## GOAL
Lines containing the string "KOSPI" are to be counted; report only how many there are.

## RECORDED DATA
/---

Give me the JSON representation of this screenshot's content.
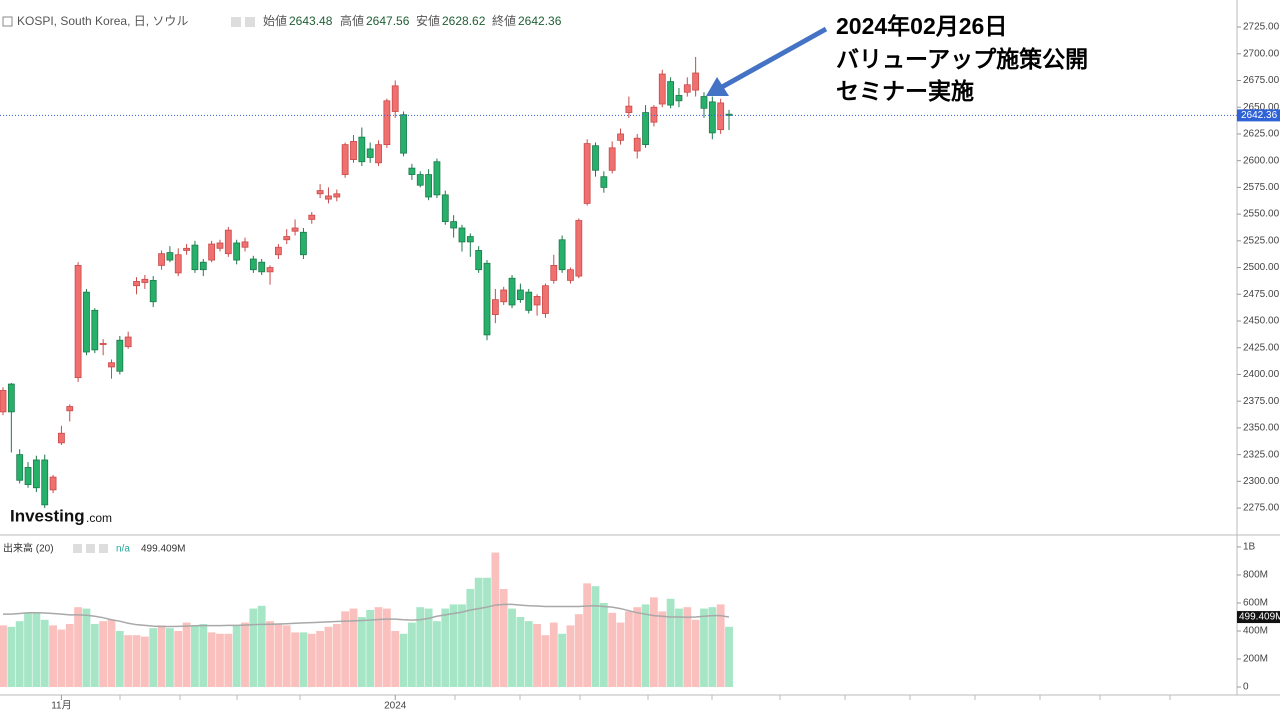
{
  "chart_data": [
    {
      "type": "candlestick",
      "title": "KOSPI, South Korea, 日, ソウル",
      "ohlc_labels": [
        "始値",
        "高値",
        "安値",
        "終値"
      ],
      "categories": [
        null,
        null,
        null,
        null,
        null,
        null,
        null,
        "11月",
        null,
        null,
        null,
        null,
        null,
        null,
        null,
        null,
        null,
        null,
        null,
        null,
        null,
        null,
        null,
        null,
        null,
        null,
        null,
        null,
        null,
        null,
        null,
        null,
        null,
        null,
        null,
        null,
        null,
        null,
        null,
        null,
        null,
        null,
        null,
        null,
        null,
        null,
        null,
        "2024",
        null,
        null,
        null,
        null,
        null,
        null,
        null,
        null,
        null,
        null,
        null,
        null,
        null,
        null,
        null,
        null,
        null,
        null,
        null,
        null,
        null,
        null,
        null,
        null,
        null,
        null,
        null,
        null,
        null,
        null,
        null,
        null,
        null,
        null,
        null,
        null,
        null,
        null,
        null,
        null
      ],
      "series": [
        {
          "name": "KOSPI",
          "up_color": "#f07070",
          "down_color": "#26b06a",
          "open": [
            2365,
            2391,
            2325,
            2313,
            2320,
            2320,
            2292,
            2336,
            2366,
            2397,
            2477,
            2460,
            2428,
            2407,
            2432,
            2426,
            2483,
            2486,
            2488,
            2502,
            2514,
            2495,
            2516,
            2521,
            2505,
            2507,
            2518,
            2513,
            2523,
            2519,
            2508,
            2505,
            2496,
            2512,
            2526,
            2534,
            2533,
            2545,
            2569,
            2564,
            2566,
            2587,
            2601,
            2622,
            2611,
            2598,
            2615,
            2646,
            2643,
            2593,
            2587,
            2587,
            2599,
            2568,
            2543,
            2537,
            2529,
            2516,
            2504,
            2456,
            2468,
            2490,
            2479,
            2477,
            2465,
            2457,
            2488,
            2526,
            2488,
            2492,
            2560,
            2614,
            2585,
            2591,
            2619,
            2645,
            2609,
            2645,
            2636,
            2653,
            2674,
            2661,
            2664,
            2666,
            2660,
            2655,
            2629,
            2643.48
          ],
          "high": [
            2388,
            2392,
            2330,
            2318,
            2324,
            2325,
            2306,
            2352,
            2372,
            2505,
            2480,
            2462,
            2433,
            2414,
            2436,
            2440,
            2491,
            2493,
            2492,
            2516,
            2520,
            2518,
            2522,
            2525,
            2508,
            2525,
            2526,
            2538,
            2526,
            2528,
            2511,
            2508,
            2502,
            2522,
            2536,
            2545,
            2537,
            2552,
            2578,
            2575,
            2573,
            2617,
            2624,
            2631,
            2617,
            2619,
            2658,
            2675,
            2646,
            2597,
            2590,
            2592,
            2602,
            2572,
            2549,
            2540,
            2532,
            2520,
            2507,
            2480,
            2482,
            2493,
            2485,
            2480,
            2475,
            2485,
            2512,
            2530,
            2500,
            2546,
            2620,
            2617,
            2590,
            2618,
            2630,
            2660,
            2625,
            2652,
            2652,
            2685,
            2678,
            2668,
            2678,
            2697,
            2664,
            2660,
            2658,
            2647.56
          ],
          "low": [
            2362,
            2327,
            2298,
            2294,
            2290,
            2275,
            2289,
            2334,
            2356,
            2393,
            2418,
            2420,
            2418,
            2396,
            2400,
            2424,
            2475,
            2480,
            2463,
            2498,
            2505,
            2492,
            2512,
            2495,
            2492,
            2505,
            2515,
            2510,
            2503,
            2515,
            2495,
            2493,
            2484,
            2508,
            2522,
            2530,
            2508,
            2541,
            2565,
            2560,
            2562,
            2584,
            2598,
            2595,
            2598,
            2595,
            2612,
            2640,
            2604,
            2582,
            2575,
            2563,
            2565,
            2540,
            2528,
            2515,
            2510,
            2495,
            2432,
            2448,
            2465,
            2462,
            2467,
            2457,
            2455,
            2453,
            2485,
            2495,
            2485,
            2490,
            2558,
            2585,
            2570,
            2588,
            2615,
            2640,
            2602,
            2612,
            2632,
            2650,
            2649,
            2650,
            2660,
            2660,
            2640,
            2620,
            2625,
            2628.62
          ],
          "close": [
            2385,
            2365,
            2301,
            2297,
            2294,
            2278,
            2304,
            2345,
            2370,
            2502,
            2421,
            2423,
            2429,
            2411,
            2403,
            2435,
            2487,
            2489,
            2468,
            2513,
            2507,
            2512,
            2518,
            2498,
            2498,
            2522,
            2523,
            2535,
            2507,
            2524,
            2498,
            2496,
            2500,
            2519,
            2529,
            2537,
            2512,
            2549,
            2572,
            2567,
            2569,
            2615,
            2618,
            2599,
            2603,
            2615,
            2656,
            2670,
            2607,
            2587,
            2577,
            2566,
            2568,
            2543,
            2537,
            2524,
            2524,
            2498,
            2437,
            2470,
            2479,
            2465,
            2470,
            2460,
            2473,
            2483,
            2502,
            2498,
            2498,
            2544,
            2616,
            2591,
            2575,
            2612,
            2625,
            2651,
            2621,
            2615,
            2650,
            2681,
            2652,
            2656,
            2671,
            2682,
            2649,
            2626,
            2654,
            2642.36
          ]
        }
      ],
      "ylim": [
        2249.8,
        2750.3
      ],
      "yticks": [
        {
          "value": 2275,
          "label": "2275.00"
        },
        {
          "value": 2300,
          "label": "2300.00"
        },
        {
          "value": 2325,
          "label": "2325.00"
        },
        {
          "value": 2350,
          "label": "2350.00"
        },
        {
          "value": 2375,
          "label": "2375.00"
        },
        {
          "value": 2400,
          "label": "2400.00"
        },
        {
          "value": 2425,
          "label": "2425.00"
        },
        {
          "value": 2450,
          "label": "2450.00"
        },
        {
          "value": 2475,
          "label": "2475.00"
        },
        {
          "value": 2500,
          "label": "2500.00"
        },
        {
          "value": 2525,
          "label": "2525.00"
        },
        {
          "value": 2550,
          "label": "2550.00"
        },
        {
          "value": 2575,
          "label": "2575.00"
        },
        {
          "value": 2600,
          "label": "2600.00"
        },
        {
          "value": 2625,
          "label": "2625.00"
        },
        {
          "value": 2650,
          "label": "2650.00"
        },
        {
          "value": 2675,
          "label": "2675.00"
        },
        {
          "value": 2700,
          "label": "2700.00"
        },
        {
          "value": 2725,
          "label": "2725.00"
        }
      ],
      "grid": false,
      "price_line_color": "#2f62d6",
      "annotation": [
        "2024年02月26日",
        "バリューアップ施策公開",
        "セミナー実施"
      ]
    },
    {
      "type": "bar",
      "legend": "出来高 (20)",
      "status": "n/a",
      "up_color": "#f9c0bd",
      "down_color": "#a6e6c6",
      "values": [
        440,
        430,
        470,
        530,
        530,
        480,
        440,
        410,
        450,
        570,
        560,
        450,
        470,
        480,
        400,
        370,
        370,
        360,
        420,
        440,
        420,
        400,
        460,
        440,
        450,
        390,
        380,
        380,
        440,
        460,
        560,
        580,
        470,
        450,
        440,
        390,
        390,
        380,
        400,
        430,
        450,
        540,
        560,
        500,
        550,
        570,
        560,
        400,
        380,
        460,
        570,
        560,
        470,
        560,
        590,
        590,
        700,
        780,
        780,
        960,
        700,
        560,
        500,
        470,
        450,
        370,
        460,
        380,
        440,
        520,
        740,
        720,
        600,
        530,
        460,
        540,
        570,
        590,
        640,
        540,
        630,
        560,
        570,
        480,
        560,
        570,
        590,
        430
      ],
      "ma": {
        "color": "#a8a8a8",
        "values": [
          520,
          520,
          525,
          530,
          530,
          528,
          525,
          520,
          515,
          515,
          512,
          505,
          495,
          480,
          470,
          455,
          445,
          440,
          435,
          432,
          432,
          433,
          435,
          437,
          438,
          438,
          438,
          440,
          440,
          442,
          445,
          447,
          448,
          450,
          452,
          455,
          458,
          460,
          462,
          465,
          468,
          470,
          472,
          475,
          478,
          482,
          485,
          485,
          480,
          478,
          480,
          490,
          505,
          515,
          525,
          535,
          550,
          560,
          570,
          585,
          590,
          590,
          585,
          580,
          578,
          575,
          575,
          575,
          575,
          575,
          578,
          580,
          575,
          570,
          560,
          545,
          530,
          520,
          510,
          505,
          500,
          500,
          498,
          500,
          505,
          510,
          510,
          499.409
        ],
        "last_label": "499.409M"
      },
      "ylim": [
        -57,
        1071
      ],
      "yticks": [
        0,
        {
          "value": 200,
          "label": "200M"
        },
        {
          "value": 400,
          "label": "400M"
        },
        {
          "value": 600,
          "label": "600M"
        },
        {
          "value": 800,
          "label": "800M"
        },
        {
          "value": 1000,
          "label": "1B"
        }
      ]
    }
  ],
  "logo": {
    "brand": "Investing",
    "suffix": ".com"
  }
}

\---

## RESPONSE TO THE TASK
2